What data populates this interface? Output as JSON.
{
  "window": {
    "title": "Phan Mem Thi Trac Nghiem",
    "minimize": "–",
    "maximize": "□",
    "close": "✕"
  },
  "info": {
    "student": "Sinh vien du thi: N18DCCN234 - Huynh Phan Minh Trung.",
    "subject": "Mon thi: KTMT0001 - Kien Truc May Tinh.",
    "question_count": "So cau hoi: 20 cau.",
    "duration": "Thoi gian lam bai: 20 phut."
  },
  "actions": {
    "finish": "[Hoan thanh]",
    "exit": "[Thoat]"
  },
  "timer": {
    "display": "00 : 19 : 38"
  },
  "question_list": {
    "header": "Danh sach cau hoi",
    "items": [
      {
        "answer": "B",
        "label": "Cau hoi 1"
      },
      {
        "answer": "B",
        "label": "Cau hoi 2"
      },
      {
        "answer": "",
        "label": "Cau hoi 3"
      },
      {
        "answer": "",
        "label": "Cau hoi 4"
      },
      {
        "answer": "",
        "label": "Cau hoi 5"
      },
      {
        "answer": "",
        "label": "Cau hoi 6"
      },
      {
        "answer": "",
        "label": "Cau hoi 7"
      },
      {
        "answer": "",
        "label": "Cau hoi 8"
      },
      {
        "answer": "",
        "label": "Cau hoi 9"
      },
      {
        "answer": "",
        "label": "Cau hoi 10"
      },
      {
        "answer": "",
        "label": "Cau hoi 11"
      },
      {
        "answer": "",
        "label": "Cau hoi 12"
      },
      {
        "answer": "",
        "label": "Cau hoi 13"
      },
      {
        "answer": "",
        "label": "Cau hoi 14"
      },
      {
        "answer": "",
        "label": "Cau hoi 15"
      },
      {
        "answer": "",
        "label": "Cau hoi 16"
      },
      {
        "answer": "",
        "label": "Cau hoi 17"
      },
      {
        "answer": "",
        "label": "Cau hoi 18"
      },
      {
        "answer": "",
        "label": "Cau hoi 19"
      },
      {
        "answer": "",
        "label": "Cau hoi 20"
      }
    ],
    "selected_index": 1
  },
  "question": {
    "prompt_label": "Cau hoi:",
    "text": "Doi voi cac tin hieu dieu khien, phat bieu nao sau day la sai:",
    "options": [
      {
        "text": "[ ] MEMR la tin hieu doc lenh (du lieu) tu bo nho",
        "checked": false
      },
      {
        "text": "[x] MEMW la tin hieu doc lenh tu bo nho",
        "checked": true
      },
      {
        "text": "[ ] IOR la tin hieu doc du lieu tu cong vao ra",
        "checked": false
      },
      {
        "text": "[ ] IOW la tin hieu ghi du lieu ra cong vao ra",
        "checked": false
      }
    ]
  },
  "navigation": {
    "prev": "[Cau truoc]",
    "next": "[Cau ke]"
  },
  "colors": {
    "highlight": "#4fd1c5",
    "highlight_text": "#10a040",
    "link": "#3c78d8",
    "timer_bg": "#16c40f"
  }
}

» **Required work**
Your task is to retype all of the records exactly.

» **Completed exercise**
What data populates this interface? Output as JSON.
{
  "window": {
    "title": "Phan Mem Thi Trac Nghiem",
    "minimize": "–",
    "maximize": "□",
    "close": "✕"
  },
  "info": {
    "student": "Sinh vien du thi: N18DCCN234 - Huynh Phan Minh Trung.",
    "subject": "Mon thi: KTMT0001 - Kien Truc May Tinh.",
    "question_count": "So cau hoi: 20 cau.",
    "duration": "Thoi gian lam bai: 20 phut."
  },
  "actions": {
    "finish": "[Hoan thanh]",
    "exit": "[Thoat]"
  },
  "timer": {
    "display": "00 : 19 : 38"
  },
  "question_list": {
    "header": "Danh sach cau hoi",
    "items": [
      {
        "answer": "B",
        "label": "Cau hoi 1"
      },
      {
        "answer": "B",
        "label": "Cau hoi 2"
      },
      {
        "answer": "",
        "label": "Cau hoi 3"
      },
      {
        "answer": "",
        "label": "Cau hoi 4"
      },
      {
        "answer": "",
        "label": "Cau hoi 5"
      },
      {
        "answer": "",
        "label": "Cau hoi 6"
      },
      {
        "answer": "",
        "label": "Cau hoi 7"
      },
      {
        "answer": "",
        "label": "Cau hoi 8"
      },
      {
        "answer": "",
        "label": "Cau hoi 9"
      },
      {
        "answer": "",
        "label": "Cau hoi 10"
      },
      {
        "answer": "",
        "label": "Cau hoi 11"
      },
      {
        "answer": "",
        "label": "Cau hoi 12"
      },
      {
        "answer": "",
        "label": "Cau hoi 13"
      },
      {
        "answer": "",
        "label": "Cau hoi 14"
      },
      {
        "answer": "",
        "label": "Cau hoi 15"
      },
      {
        "answer": "",
        "label": "Cau hoi 16"
      },
      {
        "answer": "",
        "label": "Cau hoi 17"
      },
      {
        "answer": "",
        "label": "Cau hoi 18"
      },
      {
        "answer": "",
        "label": "Cau hoi 19"
      },
      {
        "answer": "",
        "label": "Cau hoi 20"
      }
    ],
    "selected_index": 1
  },
  "question": {
    "prompt_label": "Cau hoi:",
    "text": "Doi voi cac tin hieu dieu khien, phat bieu nao sau day la sai:",
    "options": [
      {
        "text": "[ ] MEMR la tin hieu doc lenh (du lieu) tu bo nho",
        "checked": false
      },
      {
        "text": "[x] MEMW la tin hieu doc lenh tu bo nho",
        "checked": true
      },
      {
        "text": "[ ] IOR la tin hieu doc du lieu tu cong vao ra",
        "checked": false
      },
      {
        "text": "[ ] IOW la tin hieu ghi du lieu ra cong vao ra",
        "checked": false
      }
    ]
  },
  "navigation": {
    "prev": "[Cau truoc]",
    "next": "[Cau ke]"
  },
  "colors": {
    "highlight": "#4fd1c5",
    "highlight_text": "#10a040",
    "link": "#3c78d8",
    "timer_bg": "#16c40f"
  }
}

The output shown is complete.